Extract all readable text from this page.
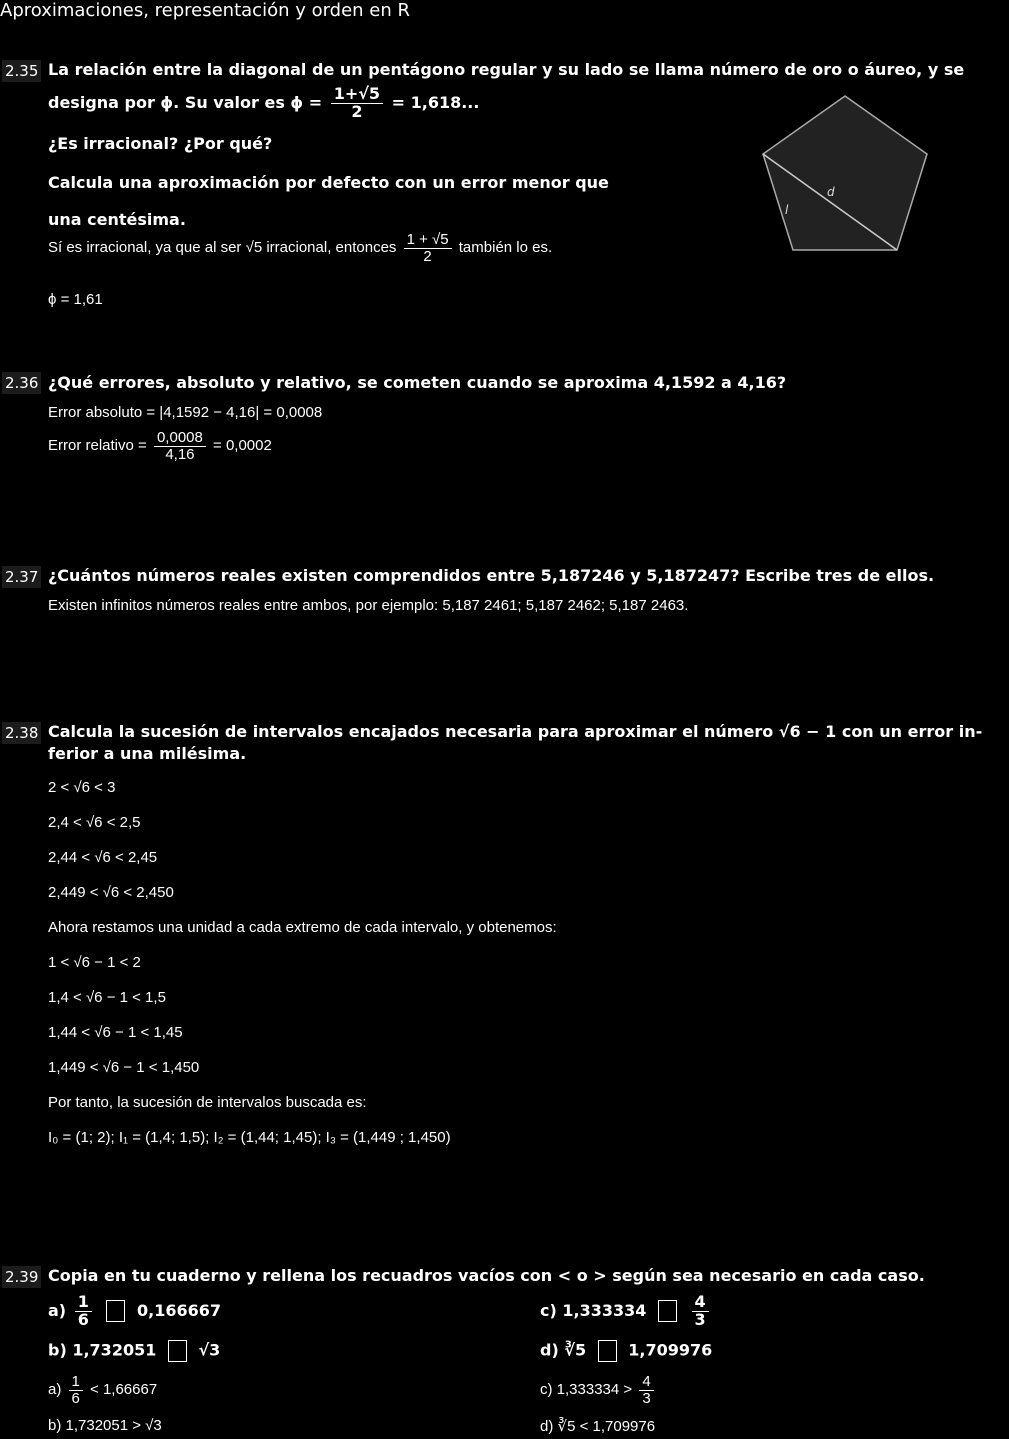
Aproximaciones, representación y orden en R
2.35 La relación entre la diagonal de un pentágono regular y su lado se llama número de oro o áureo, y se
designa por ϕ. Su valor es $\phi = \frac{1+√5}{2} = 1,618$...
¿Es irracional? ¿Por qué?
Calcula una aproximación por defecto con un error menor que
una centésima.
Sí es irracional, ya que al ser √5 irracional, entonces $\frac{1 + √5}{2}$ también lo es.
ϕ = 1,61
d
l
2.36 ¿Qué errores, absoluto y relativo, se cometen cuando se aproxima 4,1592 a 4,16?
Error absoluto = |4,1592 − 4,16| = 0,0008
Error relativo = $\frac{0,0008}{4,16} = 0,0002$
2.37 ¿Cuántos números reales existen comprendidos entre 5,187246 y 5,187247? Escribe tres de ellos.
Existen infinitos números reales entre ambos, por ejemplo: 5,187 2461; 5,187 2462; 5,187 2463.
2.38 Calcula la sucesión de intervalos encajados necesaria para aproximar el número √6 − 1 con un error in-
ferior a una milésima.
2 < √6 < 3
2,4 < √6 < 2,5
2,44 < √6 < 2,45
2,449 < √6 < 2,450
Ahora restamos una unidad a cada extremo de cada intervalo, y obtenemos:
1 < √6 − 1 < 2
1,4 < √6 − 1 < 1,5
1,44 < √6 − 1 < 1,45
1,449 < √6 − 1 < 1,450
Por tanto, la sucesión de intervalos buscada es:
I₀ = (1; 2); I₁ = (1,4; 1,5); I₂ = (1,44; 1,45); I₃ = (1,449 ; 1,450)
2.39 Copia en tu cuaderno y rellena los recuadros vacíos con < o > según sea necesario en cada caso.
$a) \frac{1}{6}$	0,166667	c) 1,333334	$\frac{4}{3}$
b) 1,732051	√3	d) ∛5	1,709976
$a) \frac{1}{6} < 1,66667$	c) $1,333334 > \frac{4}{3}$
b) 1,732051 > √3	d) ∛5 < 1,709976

-=-=-

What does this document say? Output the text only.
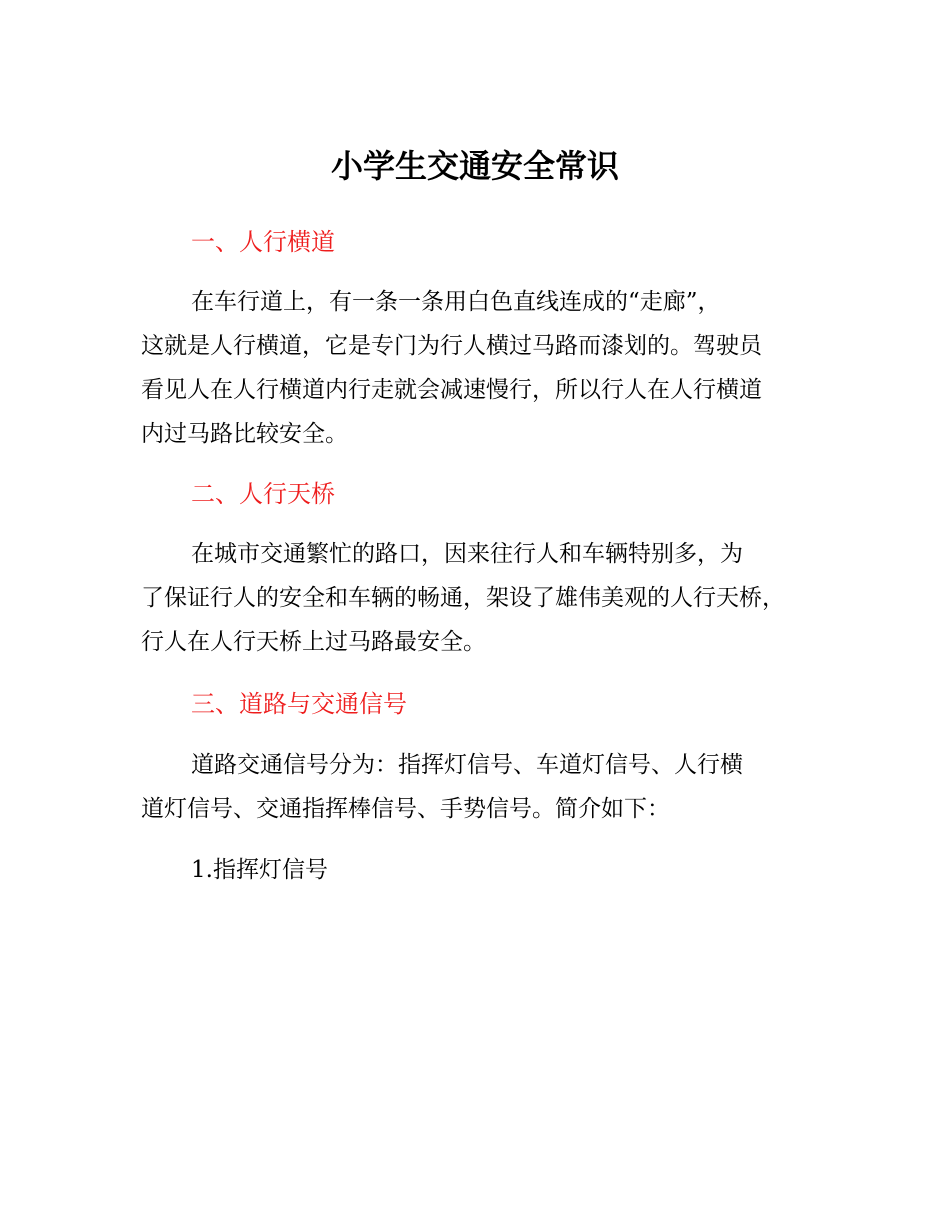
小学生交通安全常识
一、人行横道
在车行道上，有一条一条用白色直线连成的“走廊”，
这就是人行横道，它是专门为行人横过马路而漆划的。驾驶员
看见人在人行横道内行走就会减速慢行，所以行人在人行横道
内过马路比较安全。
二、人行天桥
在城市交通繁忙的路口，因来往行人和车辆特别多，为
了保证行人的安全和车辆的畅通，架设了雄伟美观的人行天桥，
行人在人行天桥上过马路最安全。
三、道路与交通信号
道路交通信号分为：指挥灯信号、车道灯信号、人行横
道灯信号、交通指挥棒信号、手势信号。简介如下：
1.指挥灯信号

-=-=-

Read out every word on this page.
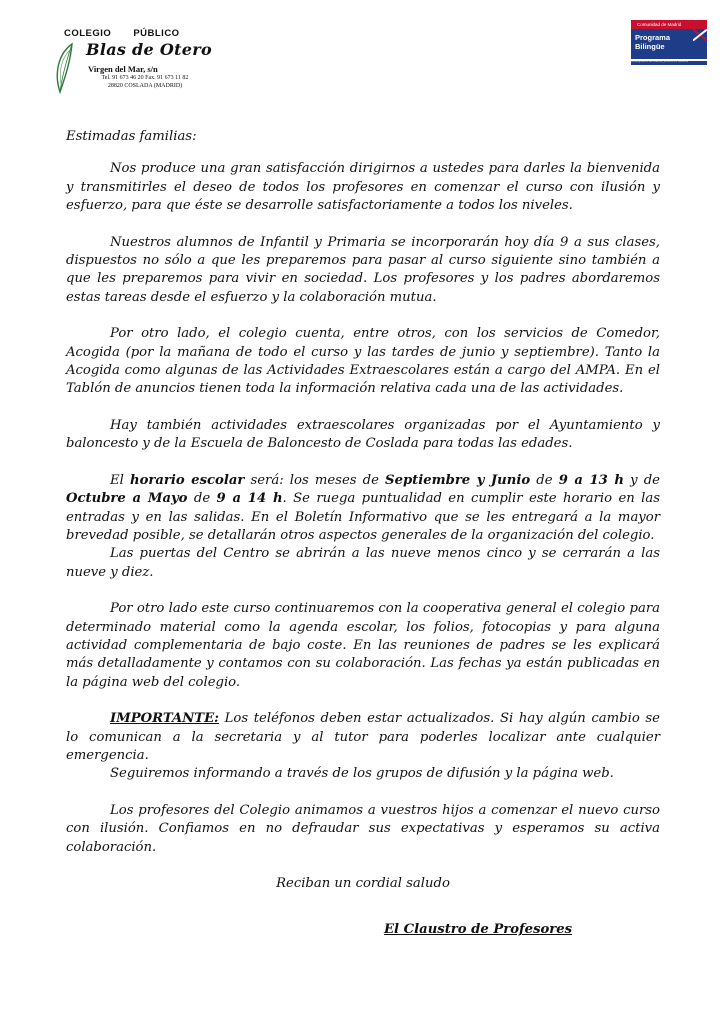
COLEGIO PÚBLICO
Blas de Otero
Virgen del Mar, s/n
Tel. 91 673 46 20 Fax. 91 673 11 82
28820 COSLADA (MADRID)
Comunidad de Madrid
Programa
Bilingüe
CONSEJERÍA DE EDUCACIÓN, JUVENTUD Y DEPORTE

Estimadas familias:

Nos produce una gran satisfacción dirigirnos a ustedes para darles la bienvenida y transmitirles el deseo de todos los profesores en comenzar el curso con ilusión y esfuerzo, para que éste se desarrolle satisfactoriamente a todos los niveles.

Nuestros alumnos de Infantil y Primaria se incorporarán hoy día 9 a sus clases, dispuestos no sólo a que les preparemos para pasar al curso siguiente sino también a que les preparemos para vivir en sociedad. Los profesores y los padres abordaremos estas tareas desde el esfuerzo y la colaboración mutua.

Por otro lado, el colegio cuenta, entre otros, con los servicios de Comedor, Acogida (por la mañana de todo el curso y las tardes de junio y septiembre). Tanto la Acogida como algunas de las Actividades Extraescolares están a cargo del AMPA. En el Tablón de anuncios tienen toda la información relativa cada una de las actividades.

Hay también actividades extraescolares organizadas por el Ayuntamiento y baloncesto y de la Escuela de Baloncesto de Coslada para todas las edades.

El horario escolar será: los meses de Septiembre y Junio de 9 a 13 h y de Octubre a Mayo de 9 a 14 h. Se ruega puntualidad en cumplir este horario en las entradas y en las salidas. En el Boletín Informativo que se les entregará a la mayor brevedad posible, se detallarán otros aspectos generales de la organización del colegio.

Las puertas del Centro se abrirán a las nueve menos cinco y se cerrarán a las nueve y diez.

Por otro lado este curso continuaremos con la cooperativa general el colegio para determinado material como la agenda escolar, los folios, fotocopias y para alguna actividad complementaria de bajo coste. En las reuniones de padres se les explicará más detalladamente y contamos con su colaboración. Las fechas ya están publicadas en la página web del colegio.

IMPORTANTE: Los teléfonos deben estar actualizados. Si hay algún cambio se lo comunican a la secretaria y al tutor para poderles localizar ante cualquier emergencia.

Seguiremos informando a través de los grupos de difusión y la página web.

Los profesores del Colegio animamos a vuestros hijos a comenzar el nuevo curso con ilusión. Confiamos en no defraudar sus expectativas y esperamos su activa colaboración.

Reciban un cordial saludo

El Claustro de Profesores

-=-=-

:: SHORT EXERCISE ::
Using the material above, gather every line that includes "ilusión".

:: TASK ANSWER ::
Nos produce una gran satisfacción dirigirnos a ustedes para darles la bienvenida y transmitirles el deseo de todos los profesores en comenzar el curso con ilusión y esfuerzo, para que éste se desarrolle satisfactoriamente a todos los niveles.
Los profesores del Colegio animamos a vuestros hijos a comenzar el nuevo curso con ilusión. Confiamos en no defraudar sus expectativas y esperamos su activa colaboración.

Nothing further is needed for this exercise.